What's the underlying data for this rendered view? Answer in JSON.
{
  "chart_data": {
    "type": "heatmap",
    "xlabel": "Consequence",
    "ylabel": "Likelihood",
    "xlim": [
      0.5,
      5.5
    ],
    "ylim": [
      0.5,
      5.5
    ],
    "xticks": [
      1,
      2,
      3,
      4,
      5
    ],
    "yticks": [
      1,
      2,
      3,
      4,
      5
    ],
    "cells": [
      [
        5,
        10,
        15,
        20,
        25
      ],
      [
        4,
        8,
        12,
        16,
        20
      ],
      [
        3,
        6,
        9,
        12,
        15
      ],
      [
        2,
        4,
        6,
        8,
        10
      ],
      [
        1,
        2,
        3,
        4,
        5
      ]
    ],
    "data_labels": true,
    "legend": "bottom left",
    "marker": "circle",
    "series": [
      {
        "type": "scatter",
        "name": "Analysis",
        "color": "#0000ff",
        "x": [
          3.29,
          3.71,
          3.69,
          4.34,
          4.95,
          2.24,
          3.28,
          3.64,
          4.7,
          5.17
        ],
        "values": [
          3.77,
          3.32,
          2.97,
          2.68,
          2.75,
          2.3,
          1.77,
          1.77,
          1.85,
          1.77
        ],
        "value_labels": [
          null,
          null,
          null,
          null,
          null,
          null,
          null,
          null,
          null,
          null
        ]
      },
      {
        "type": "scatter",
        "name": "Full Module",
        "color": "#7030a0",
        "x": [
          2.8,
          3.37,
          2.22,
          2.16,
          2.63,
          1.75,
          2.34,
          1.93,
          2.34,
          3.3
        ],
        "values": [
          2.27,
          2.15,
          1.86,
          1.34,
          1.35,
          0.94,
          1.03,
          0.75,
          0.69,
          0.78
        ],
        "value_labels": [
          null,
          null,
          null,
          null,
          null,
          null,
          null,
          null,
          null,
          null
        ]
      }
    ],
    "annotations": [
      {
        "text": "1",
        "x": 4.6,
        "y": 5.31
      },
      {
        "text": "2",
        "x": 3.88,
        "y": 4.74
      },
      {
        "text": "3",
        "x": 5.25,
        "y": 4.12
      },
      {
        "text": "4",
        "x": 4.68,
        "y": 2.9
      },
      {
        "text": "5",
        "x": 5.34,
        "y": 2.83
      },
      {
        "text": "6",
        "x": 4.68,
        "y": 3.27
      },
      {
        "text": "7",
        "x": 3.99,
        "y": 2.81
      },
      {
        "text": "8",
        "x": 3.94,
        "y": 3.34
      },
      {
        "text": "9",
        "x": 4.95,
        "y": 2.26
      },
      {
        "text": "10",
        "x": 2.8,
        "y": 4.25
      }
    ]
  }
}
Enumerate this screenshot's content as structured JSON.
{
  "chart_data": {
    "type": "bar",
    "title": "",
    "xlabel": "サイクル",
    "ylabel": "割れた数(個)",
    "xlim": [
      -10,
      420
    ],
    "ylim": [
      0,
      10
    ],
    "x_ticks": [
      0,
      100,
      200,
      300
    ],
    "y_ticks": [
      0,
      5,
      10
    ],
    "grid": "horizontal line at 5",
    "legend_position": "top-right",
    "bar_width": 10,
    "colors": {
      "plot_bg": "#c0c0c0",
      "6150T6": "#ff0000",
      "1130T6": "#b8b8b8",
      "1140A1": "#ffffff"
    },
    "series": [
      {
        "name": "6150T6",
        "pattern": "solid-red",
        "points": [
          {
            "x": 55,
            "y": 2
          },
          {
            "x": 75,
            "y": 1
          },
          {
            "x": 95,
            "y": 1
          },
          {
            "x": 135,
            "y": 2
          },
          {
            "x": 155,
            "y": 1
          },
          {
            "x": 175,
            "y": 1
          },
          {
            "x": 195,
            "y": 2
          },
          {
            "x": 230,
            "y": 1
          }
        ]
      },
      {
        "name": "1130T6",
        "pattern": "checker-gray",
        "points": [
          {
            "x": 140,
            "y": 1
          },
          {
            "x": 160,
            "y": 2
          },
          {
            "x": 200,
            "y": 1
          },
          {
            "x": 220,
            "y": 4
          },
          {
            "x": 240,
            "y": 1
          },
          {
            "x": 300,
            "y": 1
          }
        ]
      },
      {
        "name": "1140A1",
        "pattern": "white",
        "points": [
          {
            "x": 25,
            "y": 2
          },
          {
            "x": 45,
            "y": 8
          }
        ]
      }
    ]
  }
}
------
→ GOAL OF THE EXERCISE:
The records above should be duplicated in full, exactly as given.

→ FINAL RESULT:
What's the underlying data for this rendered view? Answer in JSON.
{
  "chart_data": {
    "type": "heatmap",
    "xlabel": "Consequence",
    "ylabel": "Likelihood",
    "xlim": [
      0.5,
      5.5
    ],
    "ylim": [
      0.5,
      5.5
    ],
    "xticks": [
      1,
      2,
      3,
      4,
      5
    ],
    "yticks": [
      1,
      2,
      3,
      4,
      5
    ],
    "cells": [
      [
        5,
        10,
        15,
        20,
        25
      ],
      [
        4,
        8,
        12,
        16,
        20
      ],
      [
        3,
        6,
        9,
        12,
        15
      ],
      [
        2,
        4,
        6,
        8,
        10
      ],
      [
        1,
        2,
        3,
        4,
        5
      ]
    ],
    "data_labels": true,
    "legend": "bottom left",
    "marker": "circle",
    "series": [
      {
        "type": "scatter",
        "name": "Analysis",
        "color": "#0000ff",
        "x": [
          3.29,
          3.71,
          3.69,
          4.34,
          4.95,
          2.24,
          3.28,
          3.64,
          4.7,
          5.17
        ],
        "values": [
          3.77,
          3.32,
          2.97,
          2.68,
          2.75,
          2.3,
          1.77,
          1.77,
          1.85,
          1.77
        ],
        "value_labels": [
          null,
          null,
          null,
          null,
          null,
          null,
          null,
          null,
          null,
          null
        ]
      },
      {
        "type": "scatter",
        "name": "Full Module",
        "color": "#7030a0",
        "x": [
          2.8,
          3.37,
          2.22,
          2.16,
          2.63,
          1.75,
          2.34,
          1.93,
          2.34,
          3.3
        ],
        "values": [
          2.27,
          2.15,
          1.86,
          1.34,
          1.35,
          0.94,
          1.03,
          0.75,
          0.69,
          0.78
        ],
        "value_labels": [
          null,
          null,
          null,
          null,
          null,
          null,
          null,
          null,
          null,
          null
        ]
      }
    ],
    "annotations": [
      {
        "text": "1",
        "x": 4.6,
        "y": 5.31
      },
      {
        "text": "2",
        "x": 3.88,
        "y": 4.74
      },
      {
        "text": "3",
        "x": 5.25,
        "y": 4.12
      },
      {
        "text": "4",
        "x": 4.68,
        "y": 2.9
      },
      {
        "text": "5",
        "x": 5.34,
        "y": 2.83
      },
      {
        "text": "6",
        "x": 4.68,
        "y": 3.27
      },
      {
        "text": "7",
        "x": 3.99,
        "y": 2.81
      },
      {
        "text": "8",
        "x": 3.94,
        "y": 3.34
      },
      {
        "text": "9",
        "x": 4.95,
        "y": 2.26
      },
      {
        "text": "10",
        "x": 2.8,
        "y": 4.25
      }
    ]
  }
}
Enumerate this screenshot's content as structured JSON.
{
  "chart_data": {
    "type": "bar",
    "title": "",
    "xlabel": "サイクル",
    "ylabel": "割れた数(個)",
    "xlim": [
      -10,
      420
    ],
    "ylim": [
      0,
      10
    ],
    "x_ticks": [
      0,
      100,
      200,
      300
    ],
    "y_ticks": [
      0,
      5,
      10
    ],
    "grid": "horizontal line at 5",
    "legend_position": "top-right",
    "bar_width": 10,
    "colors": {
      "plot_bg": "#c0c0c0",
      "6150T6": "#ff0000",
      "1130T6": "#b8b8b8",
      "1140A1": "#ffffff"
    },
    "series": [
      {
        "name": "6150T6",
        "pattern": "solid-red",
        "points": [
          {
            "x": 55,
            "y": 2
          },
          {
            "x": 75,
            "y": 1
          },
          {
            "x": 95,
            "y": 1
          },
          {
            "x": 135,
            "y": 2
          },
          {
            "x": 155,
            "y": 1
          },
          {
            "x": 175,
            "y": 1
          },
          {
            "x": 195,
            "y": 2
          },
          {
            "x": 230,
            "y": 1
          }
        ]
      },
      {
        "name": "1130T6",
        "pattern": "checker-gray",
        "points": [
          {
            "x": 140,
            "y": 1
          },
          {
            "x": 160,
            "y": 2
          },
          {
            "x": 200,
            "y": 1
          },
          {
            "x": 220,
            "y": 4
          },
          {
            "x": 240,
            "y": 1
          },
          {
            "x": 300,
            "y": 1
          }
        ]
      },
      {
        "name": "1140A1",
        "pattern": "white",
        "points": [
          {
            "x": 25,
            "y": 2
          },
          {
            "x": 45,
            "y": 8
          }
        ]
      }
    ]
  }
}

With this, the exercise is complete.